(Stored items from a collection)
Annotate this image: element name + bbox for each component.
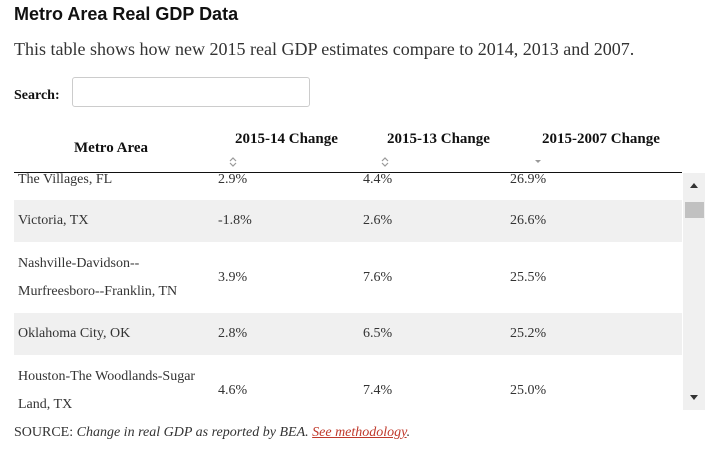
change-cell: -1.8%	[218, 213, 252, 228]
column-header[interactable]: Metro Area	[74, 140, 148, 156]
metro-cell: The Villages, FL	[18, 173, 113, 187]
search-label: Search:	[14, 88, 60, 103]
column-header[interactable]: 2015-14 Change	[235, 131, 338, 147]
metro-cell: Houston-The Woodlands-Sugar Land, TX	[18, 368, 196, 411]
column-header[interactable]: 2015-13 Change	[387, 131, 490, 147]
change-cell: 6.5%	[363, 326, 393, 341]
metro-cell: Oklahoma City, OK	[18, 326, 131, 341]
change-cell: 2.6%	[363, 213, 393, 228]
header-rule	[14, 172, 682, 173]
table-row: Oklahoma City, OK 2.8% 6.5% 25.2%	[14, 313, 682, 355]
table-row: Victoria, TX -1.8% 2.6% 26.6%	[14, 200, 682, 242]
sort-icon[interactable]	[533, 156, 543, 168]
search-input[interactable]	[72, 77, 310, 107]
sort-icon[interactable]	[380, 156, 390, 168]
table-row: The Villages, FL 2.9% 4.4% 26.9%	[14, 173, 682, 200]
source-prefix: SOURCE:	[14, 425, 74, 440]
change-cell: 7.6%	[363, 269, 393, 285]
subtitle: This table shows how new 2015 real GDP e…	[14, 39, 635, 59]
scrollbar[interactable]	[683, 173, 705, 410]
metro-cell: Nashville-Davidson--Murfreesboro--Frankl…	[18, 255, 178, 299]
change-cell: 26.6%	[510, 213, 547, 228]
methodology-link[interactable]: See methodology	[312, 425, 407, 440]
source-suffix: .	[406, 425, 411, 440]
table-row: Nashville-Davidson--Murfreesboro--Frankl…	[14, 242, 682, 313]
change-cell: 2.8%	[218, 326, 248, 341]
title: Metro Area Real GDP Data	[14, 4, 239, 24]
change-cell: 3.9%	[218, 269, 248, 285]
table-body: The Villages, FL 2.9% 4.4% 26.9% Victoria, T…	[14, 173, 682, 410]
column-header[interactable]: 2015-2007 Change	[542, 131, 660, 147]
change-cell: 2.9%	[218, 173, 248, 187]
table-row: Houston-The Woodlands-Sugar Land, TX 4.6%…	[14, 355, 682, 411]
change-cell: 4.6%	[218, 382, 248, 398]
change-cell: 25.5%	[510, 269, 547, 285]
metro-cell: Victoria, TX	[18, 213, 89, 228]
source-text: Change in real GDP as reported by BEA.	[76, 425, 309, 440]
footer: SOURCE: Change in real GDP as reported b…	[14, 425, 410, 441]
change-cell: 25.0%	[510, 382, 547, 398]
change-cell: 7.4%	[363, 382, 393, 398]
change-cell: 4.4%	[363, 173, 393, 187]
sort-icon[interactable]	[228, 156, 238, 168]
change-cell: 25.2%	[510, 326, 547, 341]
table-rows: The Villages, FL 2.9% 4.4% 26.9% Victoria, T…	[14, 173, 682, 410]
change-cell: 26.9%	[510, 173, 547, 187]
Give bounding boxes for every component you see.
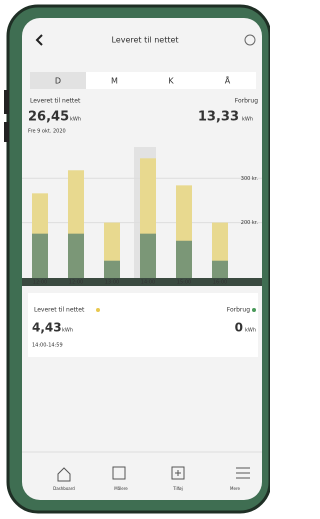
x-tick-label: 12:00: [69, 280, 83, 286]
x-tick-label: 13:00: [105, 280, 119, 286]
page: Leveret til nettet D M K Å Leveret til nett…: [0, 0, 270, 515]
x-tick-label: 15:00: [177, 280, 191, 286]
unit: kWh: [62, 328, 73, 334]
tab[interactable]: K: [168, 77, 174, 86]
consumption-bar: [68, 234, 84, 278]
y-tick-label: 300 kr.: [241, 176, 259, 182]
nav-label[interactable]: Dashboard: [53, 486, 75, 491]
side-button: [4, 90, 9, 114]
x-tick-label: 12:00: [33, 280, 47, 286]
y-tick-label: 200 kr.: [241, 220, 259, 226]
consumption-bar: [176, 241, 192, 278]
x-tick-label: 16:00: [213, 280, 227, 286]
nav-label[interactable]: Målere: [114, 486, 128, 491]
consumption-bar: [104, 261, 120, 278]
tab[interactable]: Å: [225, 75, 231, 86]
x-tick-label: 14:00: [141, 280, 155, 286]
side-button: [4, 122, 9, 142]
summary-value: 13,33: [198, 110, 239, 125]
detail-label: Forbrug: [227, 307, 250, 314]
summary-label: Leveret til nettet: [30, 98, 81, 105]
tab[interactable]: D: [55, 77, 61, 86]
tab[interactable]: M: [111, 77, 118, 86]
legend-dot: [96, 308, 100, 312]
legend-dot: [252, 308, 256, 312]
consumption-bar: [140, 234, 156, 278]
consumption-bar: [212, 261, 228, 278]
detail-value: 4,43: [32, 321, 62, 335]
date: Fre 9 okt. 2020: [28, 129, 66, 135]
page-title: Leveret til nettet: [111, 36, 178, 45]
screen: Leveret til nettet D M K Å Leveret til nett…: [0, 0, 270, 515]
unit: kWh: [242, 117, 253, 123]
summary-label: Forbrug: [235, 98, 258, 105]
consumption-bar: [32, 234, 48, 278]
summary-value: 26,45: [28, 110, 69, 125]
unit: kWh: [70, 117, 81, 123]
time-range: 14:00-14:59: [32, 343, 63, 349]
detail-value: 0: [235, 321, 243, 335]
unit: kWh: [245, 328, 256, 334]
detail-label: Leveret til nettet: [34, 307, 85, 314]
nav-label[interactable]: Tilføj: [172, 486, 183, 491]
nav-label[interactable]: Mere: [230, 486, 240, 491]
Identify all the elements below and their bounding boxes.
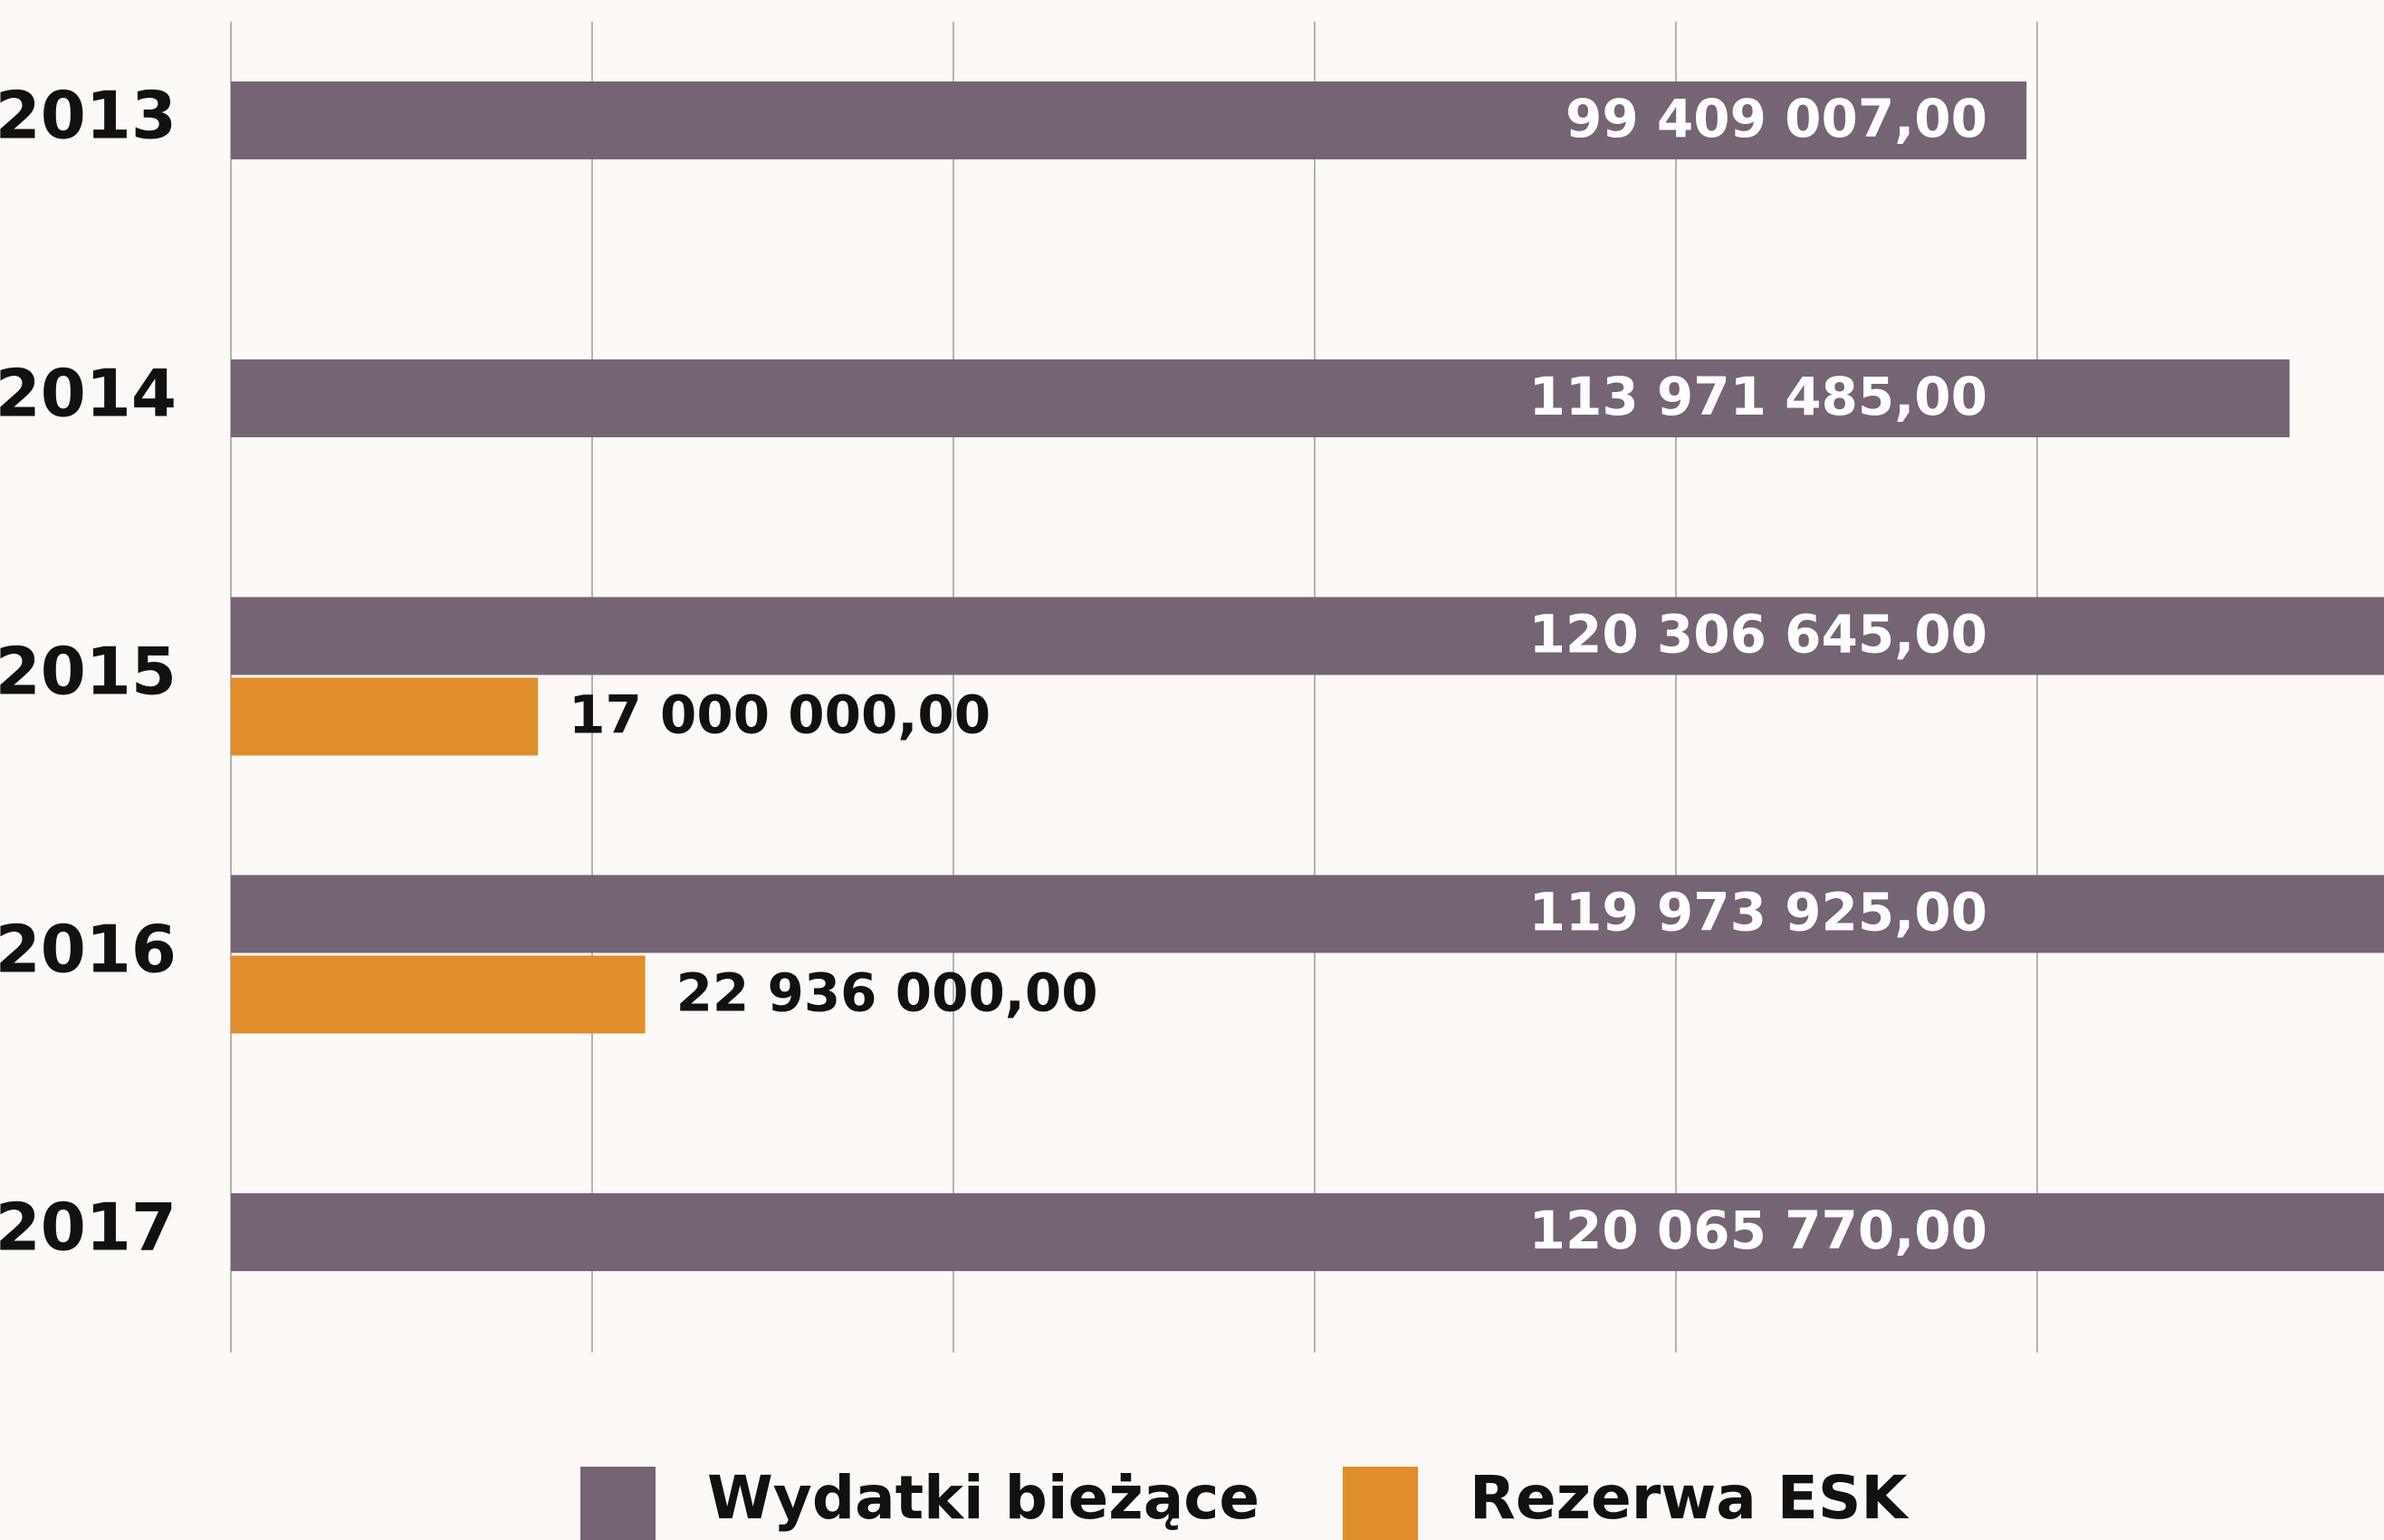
bar — [231, 1193, 2384, 1271]
bar — [231, 955, 646, 1034]
y-tick-label: 2015 — [0, 634, 177, 710]
value-label: 17 000 000,00 — [569, 684, 991, 746]
legend-label: Rezerwa ESK — [1470, 1463, 1910, 1533]
bar — [231, 677, 539, 756]
value-label: 22 936 000,00 — [676, 962, 1098, 1024]
value-label: 120 065 770,00 — [1529, 1200, 1987, 1261]
legend-swatch — [580, 1467, 656, 1540]
y-tick-label: 2016 — [0, 912, 177, 988]
bar — [231, 359, 2290, 437]
value-label: 120 306 645,00 — [1529, 604, 1987, 665]
legend-label: Wydatki bieżące — [707, 1463, 1259, 1533]
value-label: 99 409 007,00 — [1565, 88, 1987, 149]
bar — [231, 81, 2027, 159]
bar — [231, 597, 2384, 675]
value-label: 119 973 925,00 — [1529, 882, 1987, 943]
y-tick-label: 2013 — [0, 78, 177, 154]
bar — [231, 875, 2384, 953]
value-label: 113 971 485,00 — [1529, 366, 1987, 427]
y-tick-label: 2014 — [0, 356, 177, 432]
y-tick-label: 2017 — [0, 1190, 177, 1266]
legend-swatch — [1343, 1467, 1418, 1540]
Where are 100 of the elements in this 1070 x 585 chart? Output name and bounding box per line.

### What is expected
Repeat every one of the records above line for line, omitting the pictures.

### Result for this task
Annotate this image: element name + bbox for each component.
change-cell: -1.8%	[218, 213, 252, 228]
column-header[interactable]: Metro Area	[74, 140, 148, 156]
metro-cell: The Villages, FL	[18, 173, 113, 187]
search-label: Search:	[14, 88, 60, 103]
column-header[interactable]: 2015-14 Change	[235, 131, 338, 147]
metro-cell: Houston-The Woodlands-Sugar Land, TX	[18, 368, 196, 411]
column-header[interactable]: 2015-13 Change	[387, 131, 490, 147]
change-cell: 6.5%	[363, 326, 393, 341]
metro-cell: Oklahoma City, OK	[18, 326, 131, 341]
change-cell: 2.6%	[363, 213, 393, 228]
header-rule	[14, 172, 682, 173]
table-row: Oklahoma City, OK 2.8% 6.5% 25.2%	[14, 313, 682, 355]
table-row: Victoria, TX -1.8% 2.6% 26.6%	[14, 200, 682, 242]
sort-icon[interactable]	[533, 156, 543, 168]
search-input[interactable]	[72, 77, 310, 107]
sort-icon[interactable]	[380, 156, 390, 168]
table-row: The Villages, FL 2.9% 4.4% 26.9%	[14, 173, 682, 200]
source-prefix: SOURCE:	[14, 425, 74, 440]
change-cell: 7.6%	[363, 269, 393, 285]
subtitle: This table shows how new 2015 real GDP e…	[14, 39, 635, 59]
scrollbar[interactable]	[683, 173, 705, 410]
metro-cell: Nashville-Davidson--Murfreesboro--Frankl…	[18, 255, 178, 299]
change-cell: 26.6%	[510, 213, 547, 228]
methodology-link[interactable]: See methodology	[312, 425, 407, 440]
source-suffix: .	[406, 425, 411, 440]
table-row: Nashville-Davidson--Murfreesboro--Frankl…	[14, 242, 682, 313]
change-cell: 2.8%	[218, 326, 248, 341]
title: Metro Area Real GDP Data	[14, 4, 239, 24]
change-cell: 3.9%	[218, 269, 248, 285]
table-body: The Villages, FL 2.9% 4.4% 26.9% Victoria, T…	[14, 173, 682, 410]
column-header[interactable]: 2015-2007 Change	[542, 131, 660, 147]
change-cell: 2.9%	[218, 173, 248, 187]
table-row: Houston-The Woodlands-Sugar Land, TX 4.6%…	[14, 355, 682, 411]
change-cell: 4.6%	[218, 382, 248, 398]
change-cell: 25.5%	[510, 269, 547, 285]
metro-cell: Victoria, TX	[18, 213, 89, 228]
source-text: Change in real GDP as reported by BEA.	[76, 425, 309, 440]
footer: SOURCE: Change in real GDP as reported b…	[14, 425, 410, 441]
change-cell: 25.0%	[510, 382, 547, 398]
change-cell: 7.4%	[363, 382, 393, 398]
change-cell: 4.4%	[363, 173, 393, 187]
sort-icon[interactable]	[228, 156, 238, 168]
change-cell: 25.2%	[510, 326, 547, 341]
table-rows: The Villages, FL 2.9% 4.4% 26.9% Victoria, T…	[14, 173, 682, 410]
change-cell: 26.9%	[510, 173, 547, 187]
Give bounding boxes for every component you see.
x-tick-label: 12:00: [69, 280, 83, 286]
x-tick-label: 13:00: [105, 280, 119, 286]
page: Leveret til nettet D M K Å Leveret til nett…: [0, 0, 270, 515]
x-tick-label: 15:00: [177, 280, 191, 286]
unit: kWh: [62, 328, 73, 334]
tab[interactable]: K: [168, 77, 174, 86]
consumption-bar: [68, 234, 84, 278]
y-tick-label: 300 kr.: [241, 176, 259, 182]
nav-label[interactable]: Dashboard: [53, 486, 75, 491]
side-button: [4, 90, 9, 114]
x-tick-label: 12:00: [33, 280, 47, 286]
y-tick-label: 200 kr.: [241, 220, 259, 226]
consumption-bar: [176, 241, 192, 278]
x-tick-label: 16:00: [213, 280, 227, 286]
nav-label[interactable]: Målere: [114, 486, 128, 491]
consumption-bar: [104, 261, 120, 278]
tab[interactable]: Å: [225, 75, 231, 86]
x-tick-label: 14:00: [141, 280, 155, 286]
side-button: [4, 122, 9, 142]
summary-value: 13,33: [198, 110, 239, 125]
detail-label: Forbrug: [227, 307, 250, 314]
summary-label: Leveret til nettet: [30, 98, 81, 105]
tab[interactable]: D: [55, 77, 61, 86]
tab[interactable]: M: [111, 77, 118, 86]
legend-dot: [96, 308, 100, 312]
legend-dot: [252, 308, 256, 312]
consumption-bar: [140, 234, 156, 278]
consumption-bar: [212, 261, 228, 278]
detail-value: 4,43: [32, 321, 62, 335]
date: Fre 9 okt. 2020: [28, 129, 66, 135]
page-title: Leveret til nettet: [111, 36, 178, 45]
screen: Leveret til nettet D M K Å Leveret til nett…: [0, 0, 270, 515]
unit: kWh: [242, 117, 253, 123]
summary-label: Forbrug: [235, 98, 258, 105]
consumption-bar: [32, 234, 48, 278]
summary-value: 26,45: [28, 110, 69, 125]
unit: kWh: [70, 117, 81, 123]
time-range: 14:00-14:59: [32, 343, 63, 349]
detail-value: 0: [235, 321, 243, 335]
unit: kWh: [245, 328, 256, 334]
detail-label: Leveret til nettet: [34, 307, 85, 314]
nav-label[interactable]: Tilføj: [172, 486, 183, 491]
nav-label[interactable]: Mere: [230, 486, 240, 491]
Identify all the elements below and their bounding boxes.
bar — [231, 1193, 2384, 1271]
bar — [231, 955, 646, 1034]
y-tick-label: 2015 — [0, 634, 177, 710]
value-label: 17 000 000,00 — [569, 684, 991, 746]
legend-label: Rezerwa ESK — [1470, 1463, 1910, 1533]
bar — [231, 677, 539, 756]
value-label: 22 936 000,00 — [676, 962, 1098, 1024]
value-label: 120 065 770,00 — [1529, 1200, 1987, 1261]
legend-swatch — [580, 1467, 656, 1540]
y-tick-label: 2016 — [0, 912, 177, 988]
bar — [231, 359, 2290, 437]
value-label: 120 306 645,00 — [1529, 604, 1987, 665]
legend-label: Wydatki bieżące — [707, 1463, 1259, 1533]
value-label: 99 409 007,00 — [1565, 88, 1987, 149]
bar — [231, 81, 2027, 159]
bar — [231, 597, 2384, 675]
value-label: 119 973 925,00 — [1529, 882, 1987, 943]
y-tick-label: 2013 — [0, 78, 177, 154]
bar — [231, 875, 2384, 953]
value-label: 113 971 485,00 — [1529, 366, 1987, 427]
y-tick-label: 2014 — [0, 356, 177, 432]
y-tick-label: 2017 — [0, 1190, 177, 1266]
legend-swatch — [1343, 1467, 1418, 1540]
Where are 100 of the elements in this 1070 x 585 chart? Output name and bounding box per line.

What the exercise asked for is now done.